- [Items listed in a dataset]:

= = =

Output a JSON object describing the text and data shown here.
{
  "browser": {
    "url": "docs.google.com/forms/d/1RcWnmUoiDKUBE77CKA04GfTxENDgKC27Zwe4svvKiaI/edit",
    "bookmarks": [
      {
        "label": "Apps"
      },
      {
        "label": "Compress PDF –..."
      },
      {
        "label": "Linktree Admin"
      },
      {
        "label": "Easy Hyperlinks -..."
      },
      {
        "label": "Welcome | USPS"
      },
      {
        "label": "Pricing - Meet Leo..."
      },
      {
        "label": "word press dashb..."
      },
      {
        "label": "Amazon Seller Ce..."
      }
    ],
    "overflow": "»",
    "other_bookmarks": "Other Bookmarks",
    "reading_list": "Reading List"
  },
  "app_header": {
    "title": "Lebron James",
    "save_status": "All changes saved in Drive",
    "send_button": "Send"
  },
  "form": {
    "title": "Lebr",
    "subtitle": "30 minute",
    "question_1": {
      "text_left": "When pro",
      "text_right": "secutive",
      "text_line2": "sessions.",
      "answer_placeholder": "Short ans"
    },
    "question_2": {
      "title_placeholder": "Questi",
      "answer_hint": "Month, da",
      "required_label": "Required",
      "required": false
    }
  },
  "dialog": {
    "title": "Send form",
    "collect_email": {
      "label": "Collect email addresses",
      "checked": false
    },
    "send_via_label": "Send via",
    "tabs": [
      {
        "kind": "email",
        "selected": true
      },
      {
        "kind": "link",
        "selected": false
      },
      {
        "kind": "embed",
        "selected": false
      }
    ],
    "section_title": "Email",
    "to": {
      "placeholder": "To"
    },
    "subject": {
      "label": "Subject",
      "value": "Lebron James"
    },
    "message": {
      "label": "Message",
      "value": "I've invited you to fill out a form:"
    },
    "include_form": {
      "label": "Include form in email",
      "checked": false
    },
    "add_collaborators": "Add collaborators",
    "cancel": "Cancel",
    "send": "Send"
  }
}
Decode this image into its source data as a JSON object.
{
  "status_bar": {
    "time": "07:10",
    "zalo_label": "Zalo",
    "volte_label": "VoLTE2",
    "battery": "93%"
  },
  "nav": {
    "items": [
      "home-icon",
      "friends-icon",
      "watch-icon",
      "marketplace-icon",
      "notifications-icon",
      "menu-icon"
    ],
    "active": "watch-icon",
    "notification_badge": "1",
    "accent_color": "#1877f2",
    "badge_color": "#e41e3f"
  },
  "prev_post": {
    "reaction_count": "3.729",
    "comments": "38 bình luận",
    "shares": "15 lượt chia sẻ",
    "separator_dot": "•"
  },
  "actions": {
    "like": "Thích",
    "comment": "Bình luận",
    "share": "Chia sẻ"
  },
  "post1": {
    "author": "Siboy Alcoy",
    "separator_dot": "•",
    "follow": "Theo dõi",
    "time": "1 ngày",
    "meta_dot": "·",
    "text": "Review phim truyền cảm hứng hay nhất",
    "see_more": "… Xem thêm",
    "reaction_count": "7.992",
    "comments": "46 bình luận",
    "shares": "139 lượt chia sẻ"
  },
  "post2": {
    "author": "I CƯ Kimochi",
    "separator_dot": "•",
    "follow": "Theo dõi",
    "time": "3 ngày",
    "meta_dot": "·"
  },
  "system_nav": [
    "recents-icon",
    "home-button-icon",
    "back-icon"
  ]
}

= = =

- [What you are asked to do]:
Work out how many lines above have the string "author" in them, and give only the number.

- [Output for this exercise]:
2